YOUR INSTRUCTIONS
Omit the pictures, then reproduce every remaining record exactly.

EXCERPTED RECORDS
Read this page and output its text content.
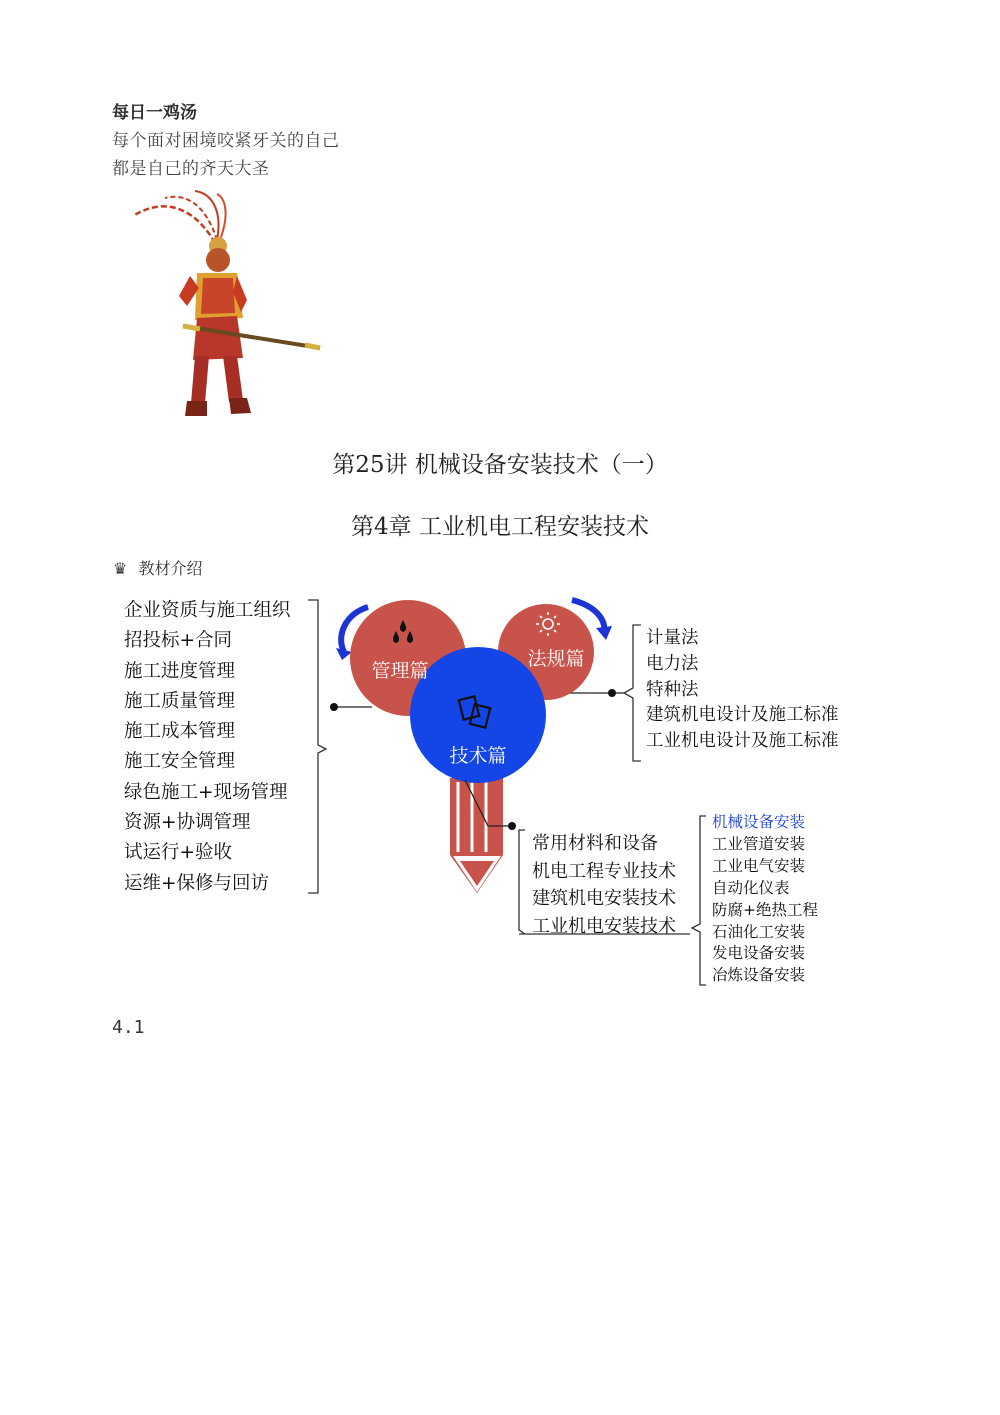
每日一鸡汤
每个面对困境咬紧牙关的自己
都是自己的齐天大圣
第25讲 机械设备安装技术（一）
第4章 工业机电工程安装技术
♛ 教材介绍
管理篇
法规篇
技术篇
企业资质与施工组织
招投标+合同
施工进度管理
施工质量管理
施工成本管理
施工安全管理
绿色施工+现场管理
资源+协调管理
试运行+验收
运维+保修与回访
计量法
电力法
特种法
建筑机电设计及施工标准
工业机电设计及施工标准
常用材料和设备
机电工程专业技术
建筑机电安装技术
工业机电安装技术
机械设备安装
工业管道安装
工业电气安装
自动化仪表
防腐+绝热工程
石油化工安装
发电设备安装
冶炼设备安装
4.1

SOLVED EXERCISE
Read this page and output its text content.
每日一鸡汤
每个面对困境咬紧牙关的自己
都是自己的齐天大圣
第25讲 机械设备安装技术（一）
第4章 工业机电工程安装技术
♛ 教材介绍
管理篇
法规篇
技术篇
企业资质与施工组织
招投标+合同
施工进度管理
施工质量管理
施工成本管理
施工安全管理
绿色施工+现场管理
资源+协调管理
试运行+验收
运维+保修与回访
计量法
电力法
特种法
建筑机电设计及施工标准
工业机电设计及施工标准
常用材料和设备
机电工程专业技术
建筑机电安装技术
工业机电安装技术
机械设备安装
工业管道安装
工业电气安装
自动化仪表
防腐+绝热工程
石油化工安装
发电设备安装
冶炼设备安装
4.1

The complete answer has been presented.